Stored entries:
-- begin --

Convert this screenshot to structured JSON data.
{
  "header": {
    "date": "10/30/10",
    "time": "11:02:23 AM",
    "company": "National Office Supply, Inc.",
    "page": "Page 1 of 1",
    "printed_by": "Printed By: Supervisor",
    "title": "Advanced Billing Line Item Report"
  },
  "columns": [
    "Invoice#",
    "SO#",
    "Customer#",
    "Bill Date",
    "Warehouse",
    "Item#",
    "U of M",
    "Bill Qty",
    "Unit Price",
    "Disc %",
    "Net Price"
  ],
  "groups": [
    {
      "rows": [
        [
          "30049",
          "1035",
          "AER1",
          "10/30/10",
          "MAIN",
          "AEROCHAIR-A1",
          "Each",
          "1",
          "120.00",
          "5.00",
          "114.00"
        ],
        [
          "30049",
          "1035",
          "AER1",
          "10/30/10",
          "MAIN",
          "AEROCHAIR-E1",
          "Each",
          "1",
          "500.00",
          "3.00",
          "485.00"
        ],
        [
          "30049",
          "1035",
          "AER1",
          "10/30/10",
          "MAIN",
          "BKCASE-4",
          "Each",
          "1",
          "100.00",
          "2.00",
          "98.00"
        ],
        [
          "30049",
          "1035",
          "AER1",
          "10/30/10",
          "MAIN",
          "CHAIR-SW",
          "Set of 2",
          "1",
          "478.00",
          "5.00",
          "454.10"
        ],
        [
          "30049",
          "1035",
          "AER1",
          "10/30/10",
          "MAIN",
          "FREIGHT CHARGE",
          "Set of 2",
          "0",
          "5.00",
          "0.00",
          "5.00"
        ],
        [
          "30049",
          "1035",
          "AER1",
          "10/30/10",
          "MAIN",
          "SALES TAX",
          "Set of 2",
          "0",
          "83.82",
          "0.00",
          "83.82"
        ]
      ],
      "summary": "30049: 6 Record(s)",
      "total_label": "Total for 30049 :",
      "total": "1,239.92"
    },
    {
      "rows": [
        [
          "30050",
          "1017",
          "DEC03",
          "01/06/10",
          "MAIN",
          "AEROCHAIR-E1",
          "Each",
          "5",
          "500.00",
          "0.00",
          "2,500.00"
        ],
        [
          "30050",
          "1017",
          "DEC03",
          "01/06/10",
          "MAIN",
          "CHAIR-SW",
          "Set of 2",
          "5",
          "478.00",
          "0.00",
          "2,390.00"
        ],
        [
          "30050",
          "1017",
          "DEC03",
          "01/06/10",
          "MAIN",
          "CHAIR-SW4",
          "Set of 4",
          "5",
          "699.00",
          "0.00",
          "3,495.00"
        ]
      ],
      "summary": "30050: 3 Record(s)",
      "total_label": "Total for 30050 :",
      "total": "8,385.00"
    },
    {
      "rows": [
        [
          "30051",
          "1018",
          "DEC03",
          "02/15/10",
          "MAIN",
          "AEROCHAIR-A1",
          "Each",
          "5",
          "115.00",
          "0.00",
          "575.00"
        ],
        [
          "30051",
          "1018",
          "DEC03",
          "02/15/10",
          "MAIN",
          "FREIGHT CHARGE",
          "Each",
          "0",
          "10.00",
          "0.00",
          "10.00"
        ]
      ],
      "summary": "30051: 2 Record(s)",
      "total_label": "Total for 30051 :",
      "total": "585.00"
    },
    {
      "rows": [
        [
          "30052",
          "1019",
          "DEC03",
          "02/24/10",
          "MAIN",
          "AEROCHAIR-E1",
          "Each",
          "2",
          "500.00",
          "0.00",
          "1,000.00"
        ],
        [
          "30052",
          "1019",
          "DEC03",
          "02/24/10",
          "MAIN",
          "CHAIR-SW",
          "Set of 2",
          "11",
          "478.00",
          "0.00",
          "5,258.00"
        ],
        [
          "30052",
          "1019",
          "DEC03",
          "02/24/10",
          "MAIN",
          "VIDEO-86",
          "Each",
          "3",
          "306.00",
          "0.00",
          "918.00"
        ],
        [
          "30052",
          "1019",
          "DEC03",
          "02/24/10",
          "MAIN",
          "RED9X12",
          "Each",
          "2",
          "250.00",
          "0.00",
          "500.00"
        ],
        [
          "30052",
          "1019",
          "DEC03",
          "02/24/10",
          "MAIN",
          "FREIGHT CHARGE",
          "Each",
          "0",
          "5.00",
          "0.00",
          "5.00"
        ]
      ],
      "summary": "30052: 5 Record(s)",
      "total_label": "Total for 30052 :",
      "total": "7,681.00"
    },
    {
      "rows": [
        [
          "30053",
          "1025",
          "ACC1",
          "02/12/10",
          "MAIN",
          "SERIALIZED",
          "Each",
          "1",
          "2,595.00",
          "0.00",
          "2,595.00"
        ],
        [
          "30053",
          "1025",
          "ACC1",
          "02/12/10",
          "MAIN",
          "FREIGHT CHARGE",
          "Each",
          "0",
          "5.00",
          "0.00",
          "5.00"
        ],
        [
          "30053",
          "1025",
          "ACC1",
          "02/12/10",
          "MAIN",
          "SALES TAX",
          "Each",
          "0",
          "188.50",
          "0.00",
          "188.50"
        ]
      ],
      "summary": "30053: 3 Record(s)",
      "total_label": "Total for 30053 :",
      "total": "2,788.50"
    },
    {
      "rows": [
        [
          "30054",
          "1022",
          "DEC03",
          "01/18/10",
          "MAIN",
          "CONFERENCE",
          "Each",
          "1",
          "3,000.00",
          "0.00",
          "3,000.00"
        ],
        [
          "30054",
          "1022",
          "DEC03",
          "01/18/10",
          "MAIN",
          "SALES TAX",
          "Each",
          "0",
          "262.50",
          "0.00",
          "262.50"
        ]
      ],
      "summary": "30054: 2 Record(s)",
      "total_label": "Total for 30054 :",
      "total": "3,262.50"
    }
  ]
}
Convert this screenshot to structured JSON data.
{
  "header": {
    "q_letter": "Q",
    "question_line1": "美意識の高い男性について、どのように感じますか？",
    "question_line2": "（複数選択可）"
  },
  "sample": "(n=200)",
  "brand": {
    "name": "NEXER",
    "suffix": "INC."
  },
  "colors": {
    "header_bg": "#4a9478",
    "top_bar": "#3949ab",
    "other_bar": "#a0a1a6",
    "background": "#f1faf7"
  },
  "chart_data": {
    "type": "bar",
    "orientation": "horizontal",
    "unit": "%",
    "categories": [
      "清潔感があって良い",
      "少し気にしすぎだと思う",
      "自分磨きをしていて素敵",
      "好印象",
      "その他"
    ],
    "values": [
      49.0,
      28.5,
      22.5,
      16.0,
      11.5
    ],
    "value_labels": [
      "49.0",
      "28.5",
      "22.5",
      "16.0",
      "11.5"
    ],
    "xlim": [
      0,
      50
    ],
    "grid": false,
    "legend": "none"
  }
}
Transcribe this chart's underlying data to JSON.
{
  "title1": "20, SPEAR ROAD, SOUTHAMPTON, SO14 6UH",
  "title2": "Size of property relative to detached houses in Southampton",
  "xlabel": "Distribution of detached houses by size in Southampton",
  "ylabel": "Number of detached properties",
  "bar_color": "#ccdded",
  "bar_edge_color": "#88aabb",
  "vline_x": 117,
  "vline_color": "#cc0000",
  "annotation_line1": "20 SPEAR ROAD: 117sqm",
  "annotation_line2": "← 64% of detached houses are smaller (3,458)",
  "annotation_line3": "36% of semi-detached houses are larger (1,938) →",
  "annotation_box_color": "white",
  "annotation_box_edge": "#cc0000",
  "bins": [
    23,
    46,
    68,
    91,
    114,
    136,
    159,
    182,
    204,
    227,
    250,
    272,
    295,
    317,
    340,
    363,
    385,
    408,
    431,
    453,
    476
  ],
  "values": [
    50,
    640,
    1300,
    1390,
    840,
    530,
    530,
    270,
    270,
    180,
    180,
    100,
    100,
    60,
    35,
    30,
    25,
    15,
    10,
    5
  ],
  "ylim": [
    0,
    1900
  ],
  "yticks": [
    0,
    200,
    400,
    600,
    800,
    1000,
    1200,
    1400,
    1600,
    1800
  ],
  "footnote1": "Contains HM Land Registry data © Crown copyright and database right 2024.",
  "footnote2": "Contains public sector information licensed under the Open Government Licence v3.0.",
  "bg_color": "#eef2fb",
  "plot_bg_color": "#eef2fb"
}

-- end --

→ What the task requires: Identify and extract each line of the listing that contains "SPEAR".

→ Solved problem:
  "title1": "20, SPEAR ROAD, SOUTHAMPTON, SO14 6UH",
  "annotation_line1": "20 SPEAR ROAD: 117sqm",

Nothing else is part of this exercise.